#### What the task requires
Determine how many lines hold "title" and give only that number.

#### Available records
★ ★ ★ ★
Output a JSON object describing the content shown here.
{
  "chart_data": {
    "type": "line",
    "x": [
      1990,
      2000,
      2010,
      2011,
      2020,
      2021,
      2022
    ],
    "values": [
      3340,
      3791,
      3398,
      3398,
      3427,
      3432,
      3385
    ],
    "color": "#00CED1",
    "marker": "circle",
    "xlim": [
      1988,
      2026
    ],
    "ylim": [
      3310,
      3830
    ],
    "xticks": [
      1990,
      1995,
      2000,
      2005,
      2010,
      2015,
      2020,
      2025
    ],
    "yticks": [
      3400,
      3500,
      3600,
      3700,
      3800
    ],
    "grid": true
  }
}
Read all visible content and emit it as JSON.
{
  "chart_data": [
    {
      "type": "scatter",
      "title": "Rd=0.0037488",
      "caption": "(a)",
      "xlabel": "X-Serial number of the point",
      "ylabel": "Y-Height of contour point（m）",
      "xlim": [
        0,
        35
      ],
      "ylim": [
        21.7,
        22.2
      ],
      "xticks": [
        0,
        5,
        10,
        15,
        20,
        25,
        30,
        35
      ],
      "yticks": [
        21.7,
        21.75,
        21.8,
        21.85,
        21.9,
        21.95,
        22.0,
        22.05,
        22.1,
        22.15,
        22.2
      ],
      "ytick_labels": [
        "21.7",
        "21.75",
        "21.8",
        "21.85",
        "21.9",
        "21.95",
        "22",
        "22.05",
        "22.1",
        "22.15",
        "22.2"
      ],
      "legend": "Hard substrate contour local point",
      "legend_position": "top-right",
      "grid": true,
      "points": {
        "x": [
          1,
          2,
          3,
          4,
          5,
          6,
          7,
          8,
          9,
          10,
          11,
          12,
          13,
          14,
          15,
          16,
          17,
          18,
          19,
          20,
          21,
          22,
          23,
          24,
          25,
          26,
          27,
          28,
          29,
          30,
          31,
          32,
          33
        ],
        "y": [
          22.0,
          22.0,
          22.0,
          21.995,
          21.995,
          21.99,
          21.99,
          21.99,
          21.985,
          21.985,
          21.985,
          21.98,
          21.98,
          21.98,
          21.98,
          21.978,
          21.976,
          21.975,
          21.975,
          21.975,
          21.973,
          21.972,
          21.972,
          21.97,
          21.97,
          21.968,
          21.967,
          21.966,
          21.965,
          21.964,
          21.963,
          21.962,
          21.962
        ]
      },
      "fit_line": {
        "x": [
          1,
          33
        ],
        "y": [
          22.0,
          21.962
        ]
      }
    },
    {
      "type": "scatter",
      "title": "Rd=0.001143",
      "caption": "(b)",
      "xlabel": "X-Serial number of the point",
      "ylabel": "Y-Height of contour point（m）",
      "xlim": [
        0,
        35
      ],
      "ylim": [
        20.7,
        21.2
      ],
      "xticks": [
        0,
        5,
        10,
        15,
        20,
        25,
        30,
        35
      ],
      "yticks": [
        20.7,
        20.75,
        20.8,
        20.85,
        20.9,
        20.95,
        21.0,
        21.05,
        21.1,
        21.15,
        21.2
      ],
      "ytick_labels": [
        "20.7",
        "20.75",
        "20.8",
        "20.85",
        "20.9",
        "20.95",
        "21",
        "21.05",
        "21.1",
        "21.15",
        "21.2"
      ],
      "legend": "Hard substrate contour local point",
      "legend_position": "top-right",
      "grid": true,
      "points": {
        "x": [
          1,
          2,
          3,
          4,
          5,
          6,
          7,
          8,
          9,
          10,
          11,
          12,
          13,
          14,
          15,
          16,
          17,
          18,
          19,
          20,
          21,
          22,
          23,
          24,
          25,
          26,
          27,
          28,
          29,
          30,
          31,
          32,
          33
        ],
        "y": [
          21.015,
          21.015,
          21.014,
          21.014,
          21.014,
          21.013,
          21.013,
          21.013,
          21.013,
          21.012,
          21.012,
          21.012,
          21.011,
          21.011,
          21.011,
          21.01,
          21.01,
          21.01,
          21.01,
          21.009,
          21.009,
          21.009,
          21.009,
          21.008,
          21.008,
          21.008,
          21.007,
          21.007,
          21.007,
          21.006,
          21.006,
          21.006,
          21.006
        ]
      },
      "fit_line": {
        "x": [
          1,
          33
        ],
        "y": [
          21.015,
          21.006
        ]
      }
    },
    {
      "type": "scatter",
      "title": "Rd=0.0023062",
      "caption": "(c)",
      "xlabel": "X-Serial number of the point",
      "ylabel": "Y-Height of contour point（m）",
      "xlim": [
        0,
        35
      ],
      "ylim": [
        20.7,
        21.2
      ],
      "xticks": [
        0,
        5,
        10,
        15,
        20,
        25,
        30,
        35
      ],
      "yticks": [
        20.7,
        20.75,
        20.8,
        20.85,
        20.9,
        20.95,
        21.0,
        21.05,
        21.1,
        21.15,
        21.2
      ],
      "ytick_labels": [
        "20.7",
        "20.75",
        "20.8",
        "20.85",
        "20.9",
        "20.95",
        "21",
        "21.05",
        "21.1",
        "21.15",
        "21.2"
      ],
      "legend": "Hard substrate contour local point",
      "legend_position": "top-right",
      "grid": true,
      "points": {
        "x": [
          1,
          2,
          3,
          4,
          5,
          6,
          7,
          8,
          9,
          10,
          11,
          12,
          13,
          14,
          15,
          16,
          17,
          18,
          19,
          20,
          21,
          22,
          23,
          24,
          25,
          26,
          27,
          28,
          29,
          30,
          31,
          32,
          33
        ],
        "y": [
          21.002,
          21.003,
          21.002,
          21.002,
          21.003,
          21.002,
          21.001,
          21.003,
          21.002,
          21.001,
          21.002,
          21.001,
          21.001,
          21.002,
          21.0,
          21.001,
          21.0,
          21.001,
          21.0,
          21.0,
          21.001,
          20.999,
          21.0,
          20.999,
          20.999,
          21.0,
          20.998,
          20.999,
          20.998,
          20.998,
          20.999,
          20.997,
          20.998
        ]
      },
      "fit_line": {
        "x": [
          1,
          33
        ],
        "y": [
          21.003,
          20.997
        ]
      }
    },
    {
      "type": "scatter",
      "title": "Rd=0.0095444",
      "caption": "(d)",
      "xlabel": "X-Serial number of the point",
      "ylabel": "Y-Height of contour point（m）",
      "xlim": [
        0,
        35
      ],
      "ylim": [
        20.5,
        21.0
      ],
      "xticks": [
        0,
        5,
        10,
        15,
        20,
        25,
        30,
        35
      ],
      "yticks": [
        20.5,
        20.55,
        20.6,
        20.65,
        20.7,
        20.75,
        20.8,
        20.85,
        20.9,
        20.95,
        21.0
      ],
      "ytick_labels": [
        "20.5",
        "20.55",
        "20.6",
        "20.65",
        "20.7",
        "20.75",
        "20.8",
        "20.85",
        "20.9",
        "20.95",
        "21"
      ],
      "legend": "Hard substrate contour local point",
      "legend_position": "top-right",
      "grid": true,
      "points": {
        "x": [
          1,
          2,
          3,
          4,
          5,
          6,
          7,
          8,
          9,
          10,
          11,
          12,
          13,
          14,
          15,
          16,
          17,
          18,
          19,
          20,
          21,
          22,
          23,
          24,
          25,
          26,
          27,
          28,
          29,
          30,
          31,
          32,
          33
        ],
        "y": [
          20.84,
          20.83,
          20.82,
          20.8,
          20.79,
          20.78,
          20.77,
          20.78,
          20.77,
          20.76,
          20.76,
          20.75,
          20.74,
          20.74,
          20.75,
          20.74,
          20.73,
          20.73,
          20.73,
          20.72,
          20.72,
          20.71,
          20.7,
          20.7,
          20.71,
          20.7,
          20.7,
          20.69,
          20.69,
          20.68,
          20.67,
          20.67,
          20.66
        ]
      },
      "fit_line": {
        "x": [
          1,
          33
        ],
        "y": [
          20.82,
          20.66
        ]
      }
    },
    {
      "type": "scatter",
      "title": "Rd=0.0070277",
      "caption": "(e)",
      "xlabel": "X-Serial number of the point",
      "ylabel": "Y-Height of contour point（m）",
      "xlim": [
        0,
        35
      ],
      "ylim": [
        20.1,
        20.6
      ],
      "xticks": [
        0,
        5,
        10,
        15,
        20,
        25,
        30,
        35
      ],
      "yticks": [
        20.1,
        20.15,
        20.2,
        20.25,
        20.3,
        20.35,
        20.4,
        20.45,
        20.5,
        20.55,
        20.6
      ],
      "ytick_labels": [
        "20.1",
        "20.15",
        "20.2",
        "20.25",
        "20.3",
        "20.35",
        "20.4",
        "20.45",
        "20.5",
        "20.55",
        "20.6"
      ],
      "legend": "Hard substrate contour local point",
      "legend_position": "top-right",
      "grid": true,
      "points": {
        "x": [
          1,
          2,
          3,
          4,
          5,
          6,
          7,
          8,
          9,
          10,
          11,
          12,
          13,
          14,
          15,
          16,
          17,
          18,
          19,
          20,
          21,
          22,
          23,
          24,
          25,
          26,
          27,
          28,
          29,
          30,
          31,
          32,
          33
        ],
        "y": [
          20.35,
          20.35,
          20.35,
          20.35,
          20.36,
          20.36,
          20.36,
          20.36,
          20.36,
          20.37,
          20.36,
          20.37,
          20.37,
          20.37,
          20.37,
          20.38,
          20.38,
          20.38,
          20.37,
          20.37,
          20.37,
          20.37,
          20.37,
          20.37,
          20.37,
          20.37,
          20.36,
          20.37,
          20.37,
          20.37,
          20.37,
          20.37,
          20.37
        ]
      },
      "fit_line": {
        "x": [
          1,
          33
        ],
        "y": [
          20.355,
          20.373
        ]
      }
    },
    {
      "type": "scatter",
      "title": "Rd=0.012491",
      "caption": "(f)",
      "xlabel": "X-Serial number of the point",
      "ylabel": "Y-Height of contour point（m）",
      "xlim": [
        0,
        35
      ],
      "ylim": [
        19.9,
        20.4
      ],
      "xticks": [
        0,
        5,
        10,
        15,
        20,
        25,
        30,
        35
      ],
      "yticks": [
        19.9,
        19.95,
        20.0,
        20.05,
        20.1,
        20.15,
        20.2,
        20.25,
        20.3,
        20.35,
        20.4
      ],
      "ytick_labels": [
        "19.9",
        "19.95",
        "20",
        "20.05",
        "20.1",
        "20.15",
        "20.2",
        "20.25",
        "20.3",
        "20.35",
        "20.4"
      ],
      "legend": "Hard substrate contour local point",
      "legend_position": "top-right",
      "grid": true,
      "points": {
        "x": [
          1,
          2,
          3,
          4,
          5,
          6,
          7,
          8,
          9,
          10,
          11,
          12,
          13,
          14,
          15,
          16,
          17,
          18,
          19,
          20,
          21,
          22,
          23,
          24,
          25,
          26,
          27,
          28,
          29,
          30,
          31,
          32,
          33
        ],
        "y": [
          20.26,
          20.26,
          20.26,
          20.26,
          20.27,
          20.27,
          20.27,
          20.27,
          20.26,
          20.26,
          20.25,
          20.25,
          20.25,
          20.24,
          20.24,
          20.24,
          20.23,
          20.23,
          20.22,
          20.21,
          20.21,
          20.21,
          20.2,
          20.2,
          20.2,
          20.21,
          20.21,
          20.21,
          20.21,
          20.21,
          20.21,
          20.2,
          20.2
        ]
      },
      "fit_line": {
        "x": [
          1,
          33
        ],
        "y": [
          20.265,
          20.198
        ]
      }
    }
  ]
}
★ ★ ★ ★
#### Result for this task
6